Written instruction = Output the records exactly. Include every line.

Input for this task =
* Start *

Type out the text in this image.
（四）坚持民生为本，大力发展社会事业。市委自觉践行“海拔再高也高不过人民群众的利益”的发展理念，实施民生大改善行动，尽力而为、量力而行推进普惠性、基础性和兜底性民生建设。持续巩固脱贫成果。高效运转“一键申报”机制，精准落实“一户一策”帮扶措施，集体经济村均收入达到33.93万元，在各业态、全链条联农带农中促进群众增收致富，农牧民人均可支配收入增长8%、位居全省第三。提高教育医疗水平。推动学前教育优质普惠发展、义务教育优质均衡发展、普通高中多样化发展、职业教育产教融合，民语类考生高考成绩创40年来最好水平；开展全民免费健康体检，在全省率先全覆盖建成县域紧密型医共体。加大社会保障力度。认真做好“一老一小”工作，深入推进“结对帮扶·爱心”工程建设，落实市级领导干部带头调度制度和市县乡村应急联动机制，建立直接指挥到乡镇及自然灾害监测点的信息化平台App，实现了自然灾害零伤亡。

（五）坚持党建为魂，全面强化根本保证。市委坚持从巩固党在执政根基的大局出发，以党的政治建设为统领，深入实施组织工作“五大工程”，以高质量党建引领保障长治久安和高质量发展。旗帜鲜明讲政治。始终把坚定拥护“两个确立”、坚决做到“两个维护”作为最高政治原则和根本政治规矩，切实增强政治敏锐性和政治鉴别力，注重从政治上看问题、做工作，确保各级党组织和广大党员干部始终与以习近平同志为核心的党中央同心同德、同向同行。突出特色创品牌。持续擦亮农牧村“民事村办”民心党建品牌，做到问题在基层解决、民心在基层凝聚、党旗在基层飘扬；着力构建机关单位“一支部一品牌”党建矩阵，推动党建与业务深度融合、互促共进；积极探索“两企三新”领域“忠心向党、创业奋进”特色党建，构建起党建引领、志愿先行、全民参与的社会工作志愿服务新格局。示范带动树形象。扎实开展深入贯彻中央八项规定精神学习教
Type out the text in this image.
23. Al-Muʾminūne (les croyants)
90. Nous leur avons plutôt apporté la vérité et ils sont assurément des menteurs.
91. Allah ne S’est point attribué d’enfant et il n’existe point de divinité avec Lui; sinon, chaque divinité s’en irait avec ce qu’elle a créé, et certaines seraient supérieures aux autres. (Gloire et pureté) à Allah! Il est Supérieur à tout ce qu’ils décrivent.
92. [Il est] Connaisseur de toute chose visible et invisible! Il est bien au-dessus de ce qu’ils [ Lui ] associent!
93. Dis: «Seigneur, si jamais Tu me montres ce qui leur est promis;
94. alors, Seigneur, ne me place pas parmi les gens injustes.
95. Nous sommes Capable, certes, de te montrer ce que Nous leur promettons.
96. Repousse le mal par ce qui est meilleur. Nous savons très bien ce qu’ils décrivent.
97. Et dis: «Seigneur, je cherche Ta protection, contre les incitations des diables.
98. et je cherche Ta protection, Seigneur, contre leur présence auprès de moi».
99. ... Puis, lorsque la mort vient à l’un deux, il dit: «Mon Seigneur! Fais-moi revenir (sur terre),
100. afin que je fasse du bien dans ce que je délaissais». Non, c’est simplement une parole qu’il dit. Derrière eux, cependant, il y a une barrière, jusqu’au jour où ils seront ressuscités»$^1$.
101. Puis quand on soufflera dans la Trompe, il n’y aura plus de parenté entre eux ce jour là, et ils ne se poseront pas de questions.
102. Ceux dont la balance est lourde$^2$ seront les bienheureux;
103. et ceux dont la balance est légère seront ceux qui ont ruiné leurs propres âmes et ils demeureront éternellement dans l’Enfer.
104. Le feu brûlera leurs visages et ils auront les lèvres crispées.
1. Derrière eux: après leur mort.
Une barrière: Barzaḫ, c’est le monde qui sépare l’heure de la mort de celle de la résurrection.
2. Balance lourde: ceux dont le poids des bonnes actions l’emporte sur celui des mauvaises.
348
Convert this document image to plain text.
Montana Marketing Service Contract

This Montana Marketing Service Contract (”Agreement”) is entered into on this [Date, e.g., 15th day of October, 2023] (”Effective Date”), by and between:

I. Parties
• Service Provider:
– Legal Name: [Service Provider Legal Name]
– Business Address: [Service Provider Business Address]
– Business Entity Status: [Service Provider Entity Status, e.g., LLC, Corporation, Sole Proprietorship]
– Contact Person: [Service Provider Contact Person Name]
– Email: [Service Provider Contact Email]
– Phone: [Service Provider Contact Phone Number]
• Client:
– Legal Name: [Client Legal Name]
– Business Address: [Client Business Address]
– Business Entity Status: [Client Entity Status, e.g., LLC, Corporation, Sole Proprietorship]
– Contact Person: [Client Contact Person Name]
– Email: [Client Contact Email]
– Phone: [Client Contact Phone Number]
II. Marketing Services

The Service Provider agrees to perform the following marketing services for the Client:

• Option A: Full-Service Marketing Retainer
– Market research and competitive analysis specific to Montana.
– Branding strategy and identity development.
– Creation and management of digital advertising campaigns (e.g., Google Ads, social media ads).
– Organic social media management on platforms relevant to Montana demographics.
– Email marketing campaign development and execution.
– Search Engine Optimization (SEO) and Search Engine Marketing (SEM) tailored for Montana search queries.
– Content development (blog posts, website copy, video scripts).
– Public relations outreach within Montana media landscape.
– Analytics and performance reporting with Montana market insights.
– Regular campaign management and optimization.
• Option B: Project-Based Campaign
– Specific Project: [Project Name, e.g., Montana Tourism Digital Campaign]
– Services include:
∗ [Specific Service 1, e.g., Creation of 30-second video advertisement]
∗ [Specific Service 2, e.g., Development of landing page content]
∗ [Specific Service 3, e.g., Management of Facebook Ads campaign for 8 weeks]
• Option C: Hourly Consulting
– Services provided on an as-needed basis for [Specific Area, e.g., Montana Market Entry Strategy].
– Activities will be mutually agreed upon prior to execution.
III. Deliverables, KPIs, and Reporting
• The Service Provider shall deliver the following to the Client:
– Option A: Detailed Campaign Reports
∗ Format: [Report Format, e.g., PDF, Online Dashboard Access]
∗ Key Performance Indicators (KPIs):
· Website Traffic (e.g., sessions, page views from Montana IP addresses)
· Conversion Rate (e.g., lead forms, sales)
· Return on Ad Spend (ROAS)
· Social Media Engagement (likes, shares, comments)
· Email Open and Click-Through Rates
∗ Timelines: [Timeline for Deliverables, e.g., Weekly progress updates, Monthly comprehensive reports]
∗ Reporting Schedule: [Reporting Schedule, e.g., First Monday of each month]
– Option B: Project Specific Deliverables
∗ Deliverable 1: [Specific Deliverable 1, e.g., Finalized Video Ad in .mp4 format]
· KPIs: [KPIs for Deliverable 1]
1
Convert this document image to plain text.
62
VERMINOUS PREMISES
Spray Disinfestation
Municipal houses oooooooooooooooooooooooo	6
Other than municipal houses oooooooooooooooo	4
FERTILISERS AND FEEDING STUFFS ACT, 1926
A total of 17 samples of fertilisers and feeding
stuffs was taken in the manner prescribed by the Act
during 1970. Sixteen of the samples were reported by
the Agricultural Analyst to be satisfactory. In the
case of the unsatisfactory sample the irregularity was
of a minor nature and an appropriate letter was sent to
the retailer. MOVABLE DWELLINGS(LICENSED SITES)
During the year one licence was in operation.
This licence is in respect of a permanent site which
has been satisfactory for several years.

* End *

Reply to the exercise =
Type out the text in this image.
（四）坚持民生为本，大力发展社会事业。市委自觉践行“海拔再高也高不过人民群众的利益”的发展理念，实施民生大改善行动，尽力而为、量力而行推进普惠性、基础性和兜底性民生建设。持续巩固脱贫成果。高效运转“一键申报”机制，精准落实“一户一策”帮扶措施，集体经济村均收入达到33.93万元，在各业态、全链条联农带农中促进群众增收致富，农牧民人均可支配收入增长8%、位居全省第三。提高教育医疗水平。推动学前教育优质普惠发展、义务教育优质均衡发展、普通高中多样化发展、职业教育产教融合，民语类考生高考成绩创40年来最好水平；开展全民免费健康体检，在全省率先全覆盖建成县域紧密型医共体。加大社会保障力度。认真做好“一老一小”工作，深入推进“结对帮扶·爱心”工程建设，落实市级领导干部带头调度制度和市县乡村应急联动机制，建立直接指挥到乡镇及自然灾害监测点的信息化平台App，实现了自然灾害零伤亡。

（五）坚持党建为魂，全面强化根本保证。市委坚持从巩固党在执政根基的大局出发，以党的政治建设为统领，深入实施组织工作“五大工程”，以高质量党建引领保障长治久安和高质量发展。旗帜鲜明讲政治。始终把坚定拥护“两个确立”、坚决做到“两个维护”作为最高政治原则和根本政治规矩，切实增强政治敏锐性和政治鉴别力，注重从政治上看问题、做工作，确保各级党组织和广大党员干部始终与以习近平同志为核心的党中央同心同德、同向同行。突出特色创品牌。持续擦亮农牧村“民事村办”民心党建品牌，做到问题在基层解决、民心在基层凝聚、党旗在基层飘扬；着力构建机关单位“一支部一品牌”党建矩阵，推动党建与业务深度融合、互促共进；积极探索“两企三新”领域“忠心向党、创业奋进”特色党建，构建起党建引领、志愿先行、全民参与的社会工作志愿服务新格局。示范带动树形象。扎实开展深入贯彻中央八项规定精神学习教
Type out the text in this image.
23. Al-Muʾminūne (les croyants)
90. Nous leur avons plutôt apporté la vérité et ils sont assurément des menteurs.
91. Allah ne S’est point attribué d’enfant et il n’existe point de divinité avec Lui; sinon, chaque divinité s’en irait avec ce qu’elle a créé, et certaines seraient supérieures aux autres. (Gloire et pureté) à Allah! Il est Supérieur à tout ce qu’ils décrivent.
92. [Il est] Connaisseur de toute chose visible et invisible! Il est bien au-dessus de ce qu’ils [ Lui ] associent!
93. Dis: «Seigneur, si jamais Tu me montres ce qui leur est promis;
94. alors, Seigneur, ne me place pas parmi les gens injustes.
95. Nous sommes Capable, certes, de te montrer ce que Nous leur promettons.
96. Repousse le mal par ce qui est meilleur. Nous savons très bien ce qu’ils décrivent.
97. Et dis: «Seigneur, je cherche Ta protection, contre les incitations des diables.
98. et je cherche Ta protection, Seigneur, contre leur présence auprès de moi».
99. ... Puis, lorsque la mort vient à l’un deux, il dit: «Mon Seigneur! Fais-moi revenir (sur terre),
100. afin que je fasse du bien dans ce que je délaissais». Non, c’est simplement une parole qu’il dit. Derrière eux, cependant, il y a une barrière, jusqu’au jour où ils seront ressuscités»$^1$.
101. Puis quand on soufflera dans la Trompe, il n’y aura plus de parenté entre eux ce jour là, et ils ne se poseront pas de questions.
102. Ceux dont la balance est lourde$^2$ seront les bienheureux;
103. et ceux dont la balance est légère seront ceux qui ont ruiné leurs propres âmes et ils demeureront éternellement dans l’Enfer.
104. Le feu brûlera leurs visages et ils auront les lèvres crispées.
1. Derrière eux: après leur mort.
Une barrière: Barzaḫ, c’est le monde qui sépare l’heure de la mort de celle de la résurrection.
2. Balance lourde: ceux dont le poids des bonnes actions l’emporte sur celui des mauvaises.
348
Convert this document image to plain text.
Montana Marketing Service Contract

This Montana Marketing Service Contract (”Agreement”) is entered into on this [Date, e.g., 15th day of October, 2023] (”Effective Date”), by and between:

I. Parties
• Service Provider:
– Legal Name: [Service Provider Legal Name]
– Business Address: [Service Provider Business Address]
– Business Entity Status: [Service Provider Entity Status, e.g., LLC, Corporation, Sole Proprietorship]
– Contact Person: [Service Provider Contact Person Name]
– Email: [Service Provider Contact Email]
– Phone: [Service Provider Contact Phone Number]
• Client:
– Legal Name: [Client Legal Name]
– Business Address: [Client Business Address]
– Business Entity Status: [Client Entity Status, e.g., LLC, Corporation, Sole Proprietorship]
– Contact Person: [Client Contact Person Name]
– Email: [Client Contact Email]
– Phone: [Client Contact Phone Number]
II. Marketing Services

The Service Provider agrees to perform the following marketing services for the Client:

• Option A: Full-Service Marketing Retainer
– Market research and competitive analysis specific to Montana.
– Branding strategy and identity development.
– Creation and management of digital advertising campaigns (e.g., Google Ads, social media ads).
– Organic social media management on platforms relevant to Montana demographics.
– Email marketing campaign development and execution.
– Search Engine Optimization (SEO) and Search Engine Marketing (SEM) tailored for Montana search queries.
– Content development (blog posts, website copy, video scripts).
– Public relations outreach within Montana media landscape.
– Analytics and performance reporting with Montana market insights.
– Regular campaign management and optimization.
• Option B: Project-Based Campaign
– Specific Project: [Project Name, e.g., Montana Tourism Digital Campaign]
– Services include:
∗ [Specific Service 1, e.g., Creation of 30-second video advertisement]
∗ [Specific Service 2, e.g., Development of landing page content]
∗ [Specific Service 3, e.g., Management of Facebook Ads campaign for 8 weeks]
• Option C: Hourly Consulting
– Services provided on an as-needed basis for [Specific Area, e.g., Montana Market Entry Strategy].
– Activities will be mutually agreed upon prior to execution.
III. Deliverables, KPIs, and Reporting
• The Service Provider shall deliver the following to the Client:
– Option A: Detailed Campaign Reports
∗ Format: [Report Format, e.g., PDF, Online Dashboard Access]
∗ Key Performance Indicators (KPIs):
· Website Traffic (e.g., sessions, page views from Montana IP addresses)
· Conversion Rate (e.g., lead forms, sales)
· Return on Ad Spend (ROAS)
· Social Media Engagement (likes, shares, comments)
· Email Open and Click-Through Rates
∗ Timelines: [Timeline for Deliverables, e.g., Weekly progress updates, Monthly comprehensive reports]
∗ Reporting Schedule: [Reporting Schedule, e.g., First Monday of each month]
– Option B: Project Specific Deliverables
∗ Deliverable 1: [Specific Deliverable 1, e.g., Finalized Video Ad in .mp4 format]
· KPIs: [KPIs for Deliverable 1]
1
Convert this document image to plain text.
62
VERMINOUS PREMISES
Spray Disinfestation
Municipal houses oooooooooooooooooooooooo	6
Other than municipal houses oooooooooooooooo	4
FERTILISERS AND FEEDING STUFFS ACT, 1926
A total of 17 samples of fertilisers and feeding
stuffs was taken in the manner prescribed by the Act
during 1970. Sixteen of the samples were reported by
the Agricultural Analyst to be satisfactory. In the
case of the unsatisfactory sample the irregularity was
of a minor nature and an appropriate letter was sent to
the retailer. MOVABLE DWELLINGS(LICENSED SITES)
During the year one licence was in operation.
This licence is in respect of a permanent site which
has been satisfactory for several years.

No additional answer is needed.